## MATERIAL PROVIDED:
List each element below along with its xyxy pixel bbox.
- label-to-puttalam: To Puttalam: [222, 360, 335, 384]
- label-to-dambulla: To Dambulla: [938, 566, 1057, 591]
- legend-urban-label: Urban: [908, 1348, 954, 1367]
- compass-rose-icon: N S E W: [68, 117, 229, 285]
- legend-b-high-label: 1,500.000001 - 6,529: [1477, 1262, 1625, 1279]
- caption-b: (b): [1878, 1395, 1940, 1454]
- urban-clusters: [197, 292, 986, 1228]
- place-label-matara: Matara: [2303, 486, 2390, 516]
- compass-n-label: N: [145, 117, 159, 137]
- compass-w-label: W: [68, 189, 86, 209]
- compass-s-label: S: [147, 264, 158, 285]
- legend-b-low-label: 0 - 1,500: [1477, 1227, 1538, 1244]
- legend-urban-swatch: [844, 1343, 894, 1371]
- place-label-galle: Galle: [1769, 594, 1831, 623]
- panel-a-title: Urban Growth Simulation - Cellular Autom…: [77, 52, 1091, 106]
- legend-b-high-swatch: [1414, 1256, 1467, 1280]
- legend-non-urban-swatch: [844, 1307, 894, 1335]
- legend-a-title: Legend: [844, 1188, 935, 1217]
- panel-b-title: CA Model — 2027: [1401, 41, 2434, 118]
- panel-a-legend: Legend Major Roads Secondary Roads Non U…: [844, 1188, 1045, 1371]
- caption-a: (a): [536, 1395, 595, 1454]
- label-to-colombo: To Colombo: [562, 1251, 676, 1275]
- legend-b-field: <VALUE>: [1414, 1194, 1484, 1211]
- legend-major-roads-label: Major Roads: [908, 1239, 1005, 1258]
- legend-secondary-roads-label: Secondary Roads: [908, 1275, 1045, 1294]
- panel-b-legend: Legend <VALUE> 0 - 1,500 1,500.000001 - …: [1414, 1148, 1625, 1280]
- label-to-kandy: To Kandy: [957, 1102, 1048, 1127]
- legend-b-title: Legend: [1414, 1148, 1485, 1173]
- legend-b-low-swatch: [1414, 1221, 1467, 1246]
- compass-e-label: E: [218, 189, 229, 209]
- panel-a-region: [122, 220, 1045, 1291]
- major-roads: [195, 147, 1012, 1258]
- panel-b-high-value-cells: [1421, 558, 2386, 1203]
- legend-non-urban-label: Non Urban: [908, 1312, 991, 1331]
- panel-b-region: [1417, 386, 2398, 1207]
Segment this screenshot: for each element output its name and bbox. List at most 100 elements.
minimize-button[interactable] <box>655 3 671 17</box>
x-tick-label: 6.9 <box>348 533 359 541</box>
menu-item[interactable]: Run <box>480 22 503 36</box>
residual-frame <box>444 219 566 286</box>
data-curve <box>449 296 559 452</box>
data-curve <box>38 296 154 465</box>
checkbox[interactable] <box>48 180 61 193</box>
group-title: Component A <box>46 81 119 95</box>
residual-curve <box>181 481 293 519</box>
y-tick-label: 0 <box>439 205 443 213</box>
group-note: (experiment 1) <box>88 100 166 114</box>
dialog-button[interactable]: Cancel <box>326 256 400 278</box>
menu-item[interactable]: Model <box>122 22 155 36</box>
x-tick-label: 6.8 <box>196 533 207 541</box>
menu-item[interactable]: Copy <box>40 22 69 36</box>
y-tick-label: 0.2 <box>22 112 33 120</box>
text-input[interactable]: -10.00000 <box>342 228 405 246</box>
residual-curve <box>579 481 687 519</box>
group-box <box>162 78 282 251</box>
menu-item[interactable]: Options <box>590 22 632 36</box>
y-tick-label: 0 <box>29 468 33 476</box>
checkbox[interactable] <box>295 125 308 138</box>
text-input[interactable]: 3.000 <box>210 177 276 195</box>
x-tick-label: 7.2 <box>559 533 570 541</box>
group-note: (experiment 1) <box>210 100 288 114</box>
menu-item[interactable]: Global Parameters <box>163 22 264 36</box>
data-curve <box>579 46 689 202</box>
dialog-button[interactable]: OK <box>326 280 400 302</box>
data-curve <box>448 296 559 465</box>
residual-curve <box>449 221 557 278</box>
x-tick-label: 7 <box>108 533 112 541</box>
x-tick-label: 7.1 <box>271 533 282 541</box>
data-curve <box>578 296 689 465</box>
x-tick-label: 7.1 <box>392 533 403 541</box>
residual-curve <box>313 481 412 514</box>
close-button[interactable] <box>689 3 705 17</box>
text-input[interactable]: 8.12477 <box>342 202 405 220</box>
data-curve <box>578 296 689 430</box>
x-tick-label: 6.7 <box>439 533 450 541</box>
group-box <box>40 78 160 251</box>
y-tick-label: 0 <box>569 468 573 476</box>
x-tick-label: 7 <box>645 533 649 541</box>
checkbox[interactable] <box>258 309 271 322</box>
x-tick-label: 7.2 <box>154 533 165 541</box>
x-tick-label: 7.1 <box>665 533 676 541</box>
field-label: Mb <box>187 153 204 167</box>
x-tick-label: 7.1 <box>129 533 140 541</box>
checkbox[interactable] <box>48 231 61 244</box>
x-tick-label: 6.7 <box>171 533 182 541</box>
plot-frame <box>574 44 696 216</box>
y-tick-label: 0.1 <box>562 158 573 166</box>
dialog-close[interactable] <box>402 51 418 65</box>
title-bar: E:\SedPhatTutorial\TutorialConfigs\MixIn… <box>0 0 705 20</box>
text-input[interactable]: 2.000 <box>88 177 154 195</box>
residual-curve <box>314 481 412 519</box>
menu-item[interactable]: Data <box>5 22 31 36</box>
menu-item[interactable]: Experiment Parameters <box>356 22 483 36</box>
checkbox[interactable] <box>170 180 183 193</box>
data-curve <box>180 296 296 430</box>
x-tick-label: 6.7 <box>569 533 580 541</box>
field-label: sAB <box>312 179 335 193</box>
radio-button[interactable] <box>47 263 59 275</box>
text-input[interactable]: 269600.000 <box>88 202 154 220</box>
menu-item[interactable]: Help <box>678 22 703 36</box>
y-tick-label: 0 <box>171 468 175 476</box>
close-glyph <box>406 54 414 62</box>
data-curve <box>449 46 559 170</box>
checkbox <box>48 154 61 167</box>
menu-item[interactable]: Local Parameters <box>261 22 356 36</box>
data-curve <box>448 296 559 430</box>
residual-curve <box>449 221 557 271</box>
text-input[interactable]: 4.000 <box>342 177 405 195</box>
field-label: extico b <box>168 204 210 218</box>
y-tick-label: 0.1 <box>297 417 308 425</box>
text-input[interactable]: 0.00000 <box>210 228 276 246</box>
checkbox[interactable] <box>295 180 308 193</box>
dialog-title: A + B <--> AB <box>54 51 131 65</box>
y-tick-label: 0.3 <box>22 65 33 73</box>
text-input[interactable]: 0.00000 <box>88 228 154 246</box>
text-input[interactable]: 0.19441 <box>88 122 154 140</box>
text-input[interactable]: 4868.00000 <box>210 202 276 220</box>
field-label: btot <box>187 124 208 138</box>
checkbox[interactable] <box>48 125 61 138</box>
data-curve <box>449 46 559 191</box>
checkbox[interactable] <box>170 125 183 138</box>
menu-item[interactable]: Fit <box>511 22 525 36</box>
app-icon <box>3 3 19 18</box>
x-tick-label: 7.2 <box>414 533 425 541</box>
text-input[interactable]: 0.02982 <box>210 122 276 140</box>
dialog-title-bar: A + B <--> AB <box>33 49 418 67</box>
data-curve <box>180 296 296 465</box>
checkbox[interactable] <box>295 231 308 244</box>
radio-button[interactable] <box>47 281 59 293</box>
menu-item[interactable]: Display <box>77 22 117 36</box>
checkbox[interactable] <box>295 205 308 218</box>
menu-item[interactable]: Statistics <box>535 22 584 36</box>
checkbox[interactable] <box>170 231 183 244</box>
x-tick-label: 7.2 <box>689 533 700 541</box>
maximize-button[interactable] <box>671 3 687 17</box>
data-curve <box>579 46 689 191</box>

## EXERCISE TASK:
Copy all of the rows above line for line, with no changes.

## SOLUTION BELOW:
List each element below along with its xyxy pixel bbox.
- label-to-puttalam: To Puttalam: [222, 360, 335, 384]
- label-to-dambulla: To Dambulla: [938, 566, 1057, 591]
- legend-urban-label: Urban: [908, 1348, 954, 1367]
- compass-rose-icon: N S E W: [68, 117, 229, 285]
- legend-b-high-label: 1,500.000001 - 6,529: [1477, 1262, 1625, 1279]
- caption-b: (b): [1878, 1395, 1940, 1454]
- urban-clusters: [197, 292, 986, 1228]
- place-label-matara: Matara: [2303, 486, 2390, 516]
- compass-n-label: N: [145, 117, 159, 137]
- compass-w-label: W: [68, 189, 86, 209]
- compass-s-label: S: [147, 264, 158, 285]
- legend-b-low-label: 0 - 1,500: [1477, 1227, 1538, 1244]
- legend-urban-swatch: [844, 1343, 894, 1371]
- place-label-galle: Galle: [1769, 594, 1831, 623]
- panel-a-title: Urban Growth Simulation - Cellular Autom…: [77, 52, 1091, 106]
- legend-b-high-swatch: [1414, 1256, 1467, 1280]
- legend-non-urban-swatch: [844, 1307, 894, 1335]
- legend-a-title: Legend: [844, 1188, 935, 1217]
- panel-b-title: CA Model — 2027: [1401, 41, 2434, 118]
- panel-a-legend: Legend Major Roads Secondary Roads Non U…: [844, 1188, 1045, 1371]
- caption-a: (a): [536, 1395, 595, 1454]
- label-to-colombo: To Colombo: [562, 1251, 676, 1275]
- legend-b-field: <VALUE>: [1414, 1194, 1484, 1211]
- legend-major-roads-label: Major Roads: [908, 1239, 1005, 1258]
- legend-secondary-roads-label: Secondary Roads: [908, 1275, 1045, 1294]
- panel-b-legend: Legend <VALUE> 0 - 1,500 1,500.000001 - …: [1414, 1148, 1625, 1280]
- label-to-kandy: To Kandy: [957, 1102, 1048, 1127]
- legend-b-title: Legend: [1414, 1148, 1485, 1173]
- legend-b-low-swatch: [1414, 1221, 1467, 1246]
- compass-e-label: E: [218, 189, 229, 209]
- panel-a-region: [122, 220, 1045, 1291]
- major-roads: [195, 147, 1012, 1258]
- panel-b-high-value-cells: [1421, 558, 2386, 1203]
- legend-non-urban-label: Non Urban: [908, 1312, 991, 1331]
- panel-b-region: [1417, 386, 2398, 1207]
Segment this screenshot: for each element output its name and bbox. List at most 100 elements.
minimize-button[interactable] <box>655 3 671 17</box>
x-tick-label: 6.9 <box>348 533 359 541</box>
menu-item[interactable]: Run <box>480 22 503 36</box>
residual-frame <box>444 219 566 286</box>
data-curve <box>449 296 559 452</box>
data-curve <box>38 296 154 465</box>
checkbox[interactable] <box>48 180 61 193</box>
group-title: Component A <box>46 81 119 95</box>
residual-curve <box>181 481 293 519</box>
y-tick-label: 0 <box>439 205 443 213</box>
group-note: (experiment 1) <box>88 100 166 114</box>
dialog-button[interactable]: Cancel <box>326 256 400 278</box>
menu-item[interactable]: Model <box>122 22 155 36</box>
x-tick-label: 6.8 <box>196 533 207 541</box>
menu-item[interactable]: Copy <box>40 22 69 36</box>
y-tick-label: 0.2 <box>22 112 33 120</box>
text-input[interactable]: -10.00000 <box>342 228 405 246</box>
residual-curve <box>579 481 687 519</box>
group-box <box>162 78 282 251</box>
menu-item[interactable]: Options <box>590 22 632 36</box>
y-tick-label: 0 <box>29 468 33 476</box>
checkbox[interactable] <box>295 125 308 138</box>
text-input[interactable]: 3.000 <box>210 177 276 195</box>
x-tick-label: 7.2 <box>559 533 570 541</box>
group-note: (experiment 1) <box>210 100 288 114</box>
menu-item[interactable]: Global Parameters <box>163 22 264 36</box>
data-curve <box>579 46 689 202</box>
dialog-button[interactable]: OK <box>326 280 400 302</box>
data-curve <box>448 296 559 465</box>
residual-curve <box>449 221 557 278</box>
x-tick-label: 7 <box>108 533 112 541</box>
x-tick-label: 7.1 <box>271 533 282 541</box>
data-curve <box>578 296 689 465</box>
x-tick-label: 7.1 <box>392 533 403 541</box>
residual-curve <box>313 481 412 514</box>
close-button[interactable] <box>689 3 705 17</box>
text-input[interactable]: 8.12477 <box>342 202 405 220</box>
data-curve <box>578 296 689 430</box>
x-tick-label: 6.7 <box>439 533 450 541</box>
group-box <box>40 78 160 251</box>
y-tick-label: 0 <box>569 468 573 476</box>
x-tick-label: 7 <box>645 533 649 541</box>
checkbox[interactable] <box>258 309 271 322</box>
x-tick-label: 7.2 <box>154 533 165 541</box>
x-tick-label: 7.1 <box>665 533 676 541</box>
field-label: Mb <box>187 153 204 167</box>
x-tick-label: 7.1 <box>129 533 140 541</box>
checkbox[interactable] <box>48 231 61 244</box>
x-tick-label: 6.7 <box>171 533 182 541</box>
plot-frame <box>574 44 696 216</box>
y-tick-label: 0.1 <box>562 158 573 166</box>
dialog-close[interactable] <box>402 51 418 65</box>
title-bar: E:\SedPhatTutorial\TutorialConfigs\MixIn… <box>0 0 705 20</box>
text-input[interactable]: 2.000 <box>88 177 154 195</box>
residual-curve <box>314 481 412 519</box>
menu-item[interactable]: Data <box>5 22 31 36</box>
menu-item[interactable]: Experiment Parameters <box>356 22 483 36</box>
checkbox[interactable] <box>170 180 183 193</box>
data-curve <box>180 296 296 430</box>
x-tick-label: 6.7 <box>569 533 580 541</box>
field-label: sAB <box>312 179 335 193</box>
radio-button[interactable] <box>47 263 59 275</box>
text-input[interactable]: 269600.000 <box>88 202 154 220</box>
menu-item[interactable]: Help <box>678 22 703 36</box>
y-tick-label: 0 <box>171 468 175 476</box>
close-glyph <box>406 54 414 62</box>
data-curve <box>449 46 559 170</box>
checkbox <box>48 154 61 167</box>
menu-item[interactable]: Local Parameters <box>261 22 356 36</box>
data-curve <box>448 296 559 430</box>
residual-curve <box>449 221 557 271</box>
text-input[interactable]: 4.000 <box>342 177 405 195</box>
field-label: extico b <box>168 204 210 218</box>
y-tick-label: 0.1 <box>297 417 308 425</box>
text-input[interactable]: 0.00000 <box>210 228 276 246</box>
checkbox[interactable] <box>295 180 308 193</box>
dialog-title: A + B <--> AB <box>54 51 131 65</box>
y-tick-label: 0.3 <box>22 65 33 73</box>
text-input[interactable]: 0.00000 <box>88 228 154 246</box>
text-input[interactable]: 0.19441 <box>88 122 154 140</box>
text-input[interactable]: 4868.00000 <box>210 202 276 220</box>
field-label: btot <box>187 124 208 138</box>
checkbox[interactable] <box>48 125 61 138</box>
data-curve <box>449 46 559 191</box>
checkbox[interactable] <box>170 125 183 138</box>
menu-item[interactable]: Fit <box>511 22 525 36</box>
app-icon <box>3 3 19 18</box>
x-tick-label: 7.2 <box>414 533 425 541</box>
text-input[interactable]: 0.02982 <box>210 122 276 140</box>
dialog-title-bar: A + B <--> AB <box>33 49 418 67</box>
data-curve <box>180 296 296 465</box>
checkbox[interactable] <box>295 231 308 244</box>
radio-button[interactable] <box>47 281 59 293</box>
menu-item[interactable]: Display <box>77 22 117 36</box>
checkbox[interactable] <box>295 205 308 218</box>
menu-item[interactable]: Statistics <box>535 22 584 36</box>
checkbox[interactable] <box>170 231 183 244</box>
x-tick-label: 7.2 <box>689 533 700 541</box>
maximize-button[interactable] <box>671 3 687 17</box>
data-curve <box>579 46 689 191</box>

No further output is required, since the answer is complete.